• [What you will do]
Check every line of the entries that follow, and copy the ones containing "Manfred".

• [Extracted material]

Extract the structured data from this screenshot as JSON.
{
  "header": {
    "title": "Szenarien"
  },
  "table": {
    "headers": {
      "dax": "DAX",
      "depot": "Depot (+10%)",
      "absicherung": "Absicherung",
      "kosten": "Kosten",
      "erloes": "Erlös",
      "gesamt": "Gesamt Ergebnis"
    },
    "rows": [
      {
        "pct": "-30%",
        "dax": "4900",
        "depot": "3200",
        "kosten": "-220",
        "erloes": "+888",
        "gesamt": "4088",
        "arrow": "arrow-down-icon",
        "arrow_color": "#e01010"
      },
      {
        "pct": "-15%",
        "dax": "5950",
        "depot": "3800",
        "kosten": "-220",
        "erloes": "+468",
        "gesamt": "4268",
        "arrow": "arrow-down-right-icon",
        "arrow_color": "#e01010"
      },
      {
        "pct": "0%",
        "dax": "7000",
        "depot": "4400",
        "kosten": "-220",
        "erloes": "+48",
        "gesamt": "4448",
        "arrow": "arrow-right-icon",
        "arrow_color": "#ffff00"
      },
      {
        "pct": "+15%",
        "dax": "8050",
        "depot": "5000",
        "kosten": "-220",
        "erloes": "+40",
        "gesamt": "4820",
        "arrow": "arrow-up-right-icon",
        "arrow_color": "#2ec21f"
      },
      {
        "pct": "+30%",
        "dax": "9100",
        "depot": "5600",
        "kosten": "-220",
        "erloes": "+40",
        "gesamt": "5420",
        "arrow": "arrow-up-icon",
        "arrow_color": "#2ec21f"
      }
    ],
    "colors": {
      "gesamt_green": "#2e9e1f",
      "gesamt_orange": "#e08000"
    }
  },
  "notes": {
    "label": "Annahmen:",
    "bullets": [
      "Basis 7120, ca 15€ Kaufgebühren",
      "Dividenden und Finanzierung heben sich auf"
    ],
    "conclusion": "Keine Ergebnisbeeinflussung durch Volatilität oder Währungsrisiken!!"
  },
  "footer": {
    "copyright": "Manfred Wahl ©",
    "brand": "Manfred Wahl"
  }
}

• [Completed task]
    "copyright": "Manfred Wahl ©",
    "brand": "Manfred Wahl"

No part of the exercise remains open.